• To be done
Without the pictures, return all of the material exactly as written.

• Source data
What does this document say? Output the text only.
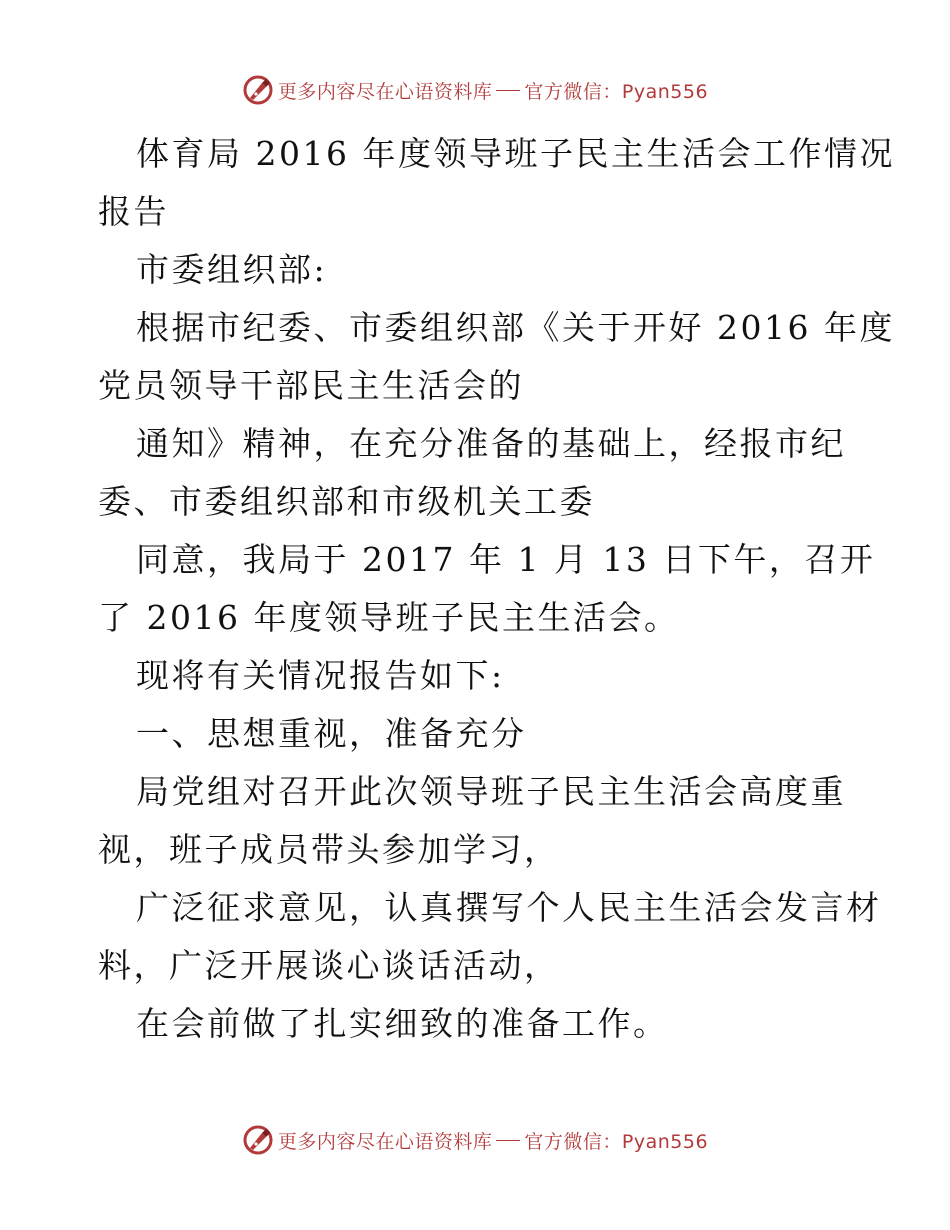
更多内容尽在心语资料库 官方微信：Pyan556
体育局 2016 年度领导班子民主生活会工作情况
报告
市委组织部:
根据市纪委、市委组织部《关于开好 2016 年度
党员领导干部民主生活会的
通知》精神，在充分准备的基础上，经报市纪
委、市委组织部和市级机关工委
同意，我局于 2017 年 1 月 13 日下午，召开
了 2016 年度领导班子民主生活会。
现将有关情况报告如下:
一、思想重视，准备充分
局党组对召开此次领导班子民主生活会高度重
视，班子成员带头参加学习，
广泛征求意见，认真撰写个人民主生活会发言材
料，广泛开展谈心谈话活动，
在会前做了扎实细致的准备工作。
更多内容尽在心语资料库 官方微信：Pyan556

• Output for this task
What does this document say? Output the text only.
更多内容尽在心语资料库 官方微信：Pyan556
体育局 2016 年度领导班子民主生活会工作情况
报告
市委组织部:
根据市纪委、市委组织部《关于开好 2016 年度
党员领导干部民主生活会的
通知》精神，在充分准备的基础上，经报市纪
委、市委组织部和市级机关工委
同意，我局于 2017 年 1 月 13 日下午，召开
了 2016 年度领导班子民主生活会。
现将有关情况报告如下:
一、思想重视，准备充分
局党组对召开此次领导班子民主生活会高度重
视，班子成员带头参加学习，
广泛征求意见，认真撰写个人民主生活会发言材
料，广泛开展谈心谈话活动，
在会前做了扎实细致的准备工作。
更多内容尽在心语资料库 官方微信：Pyan556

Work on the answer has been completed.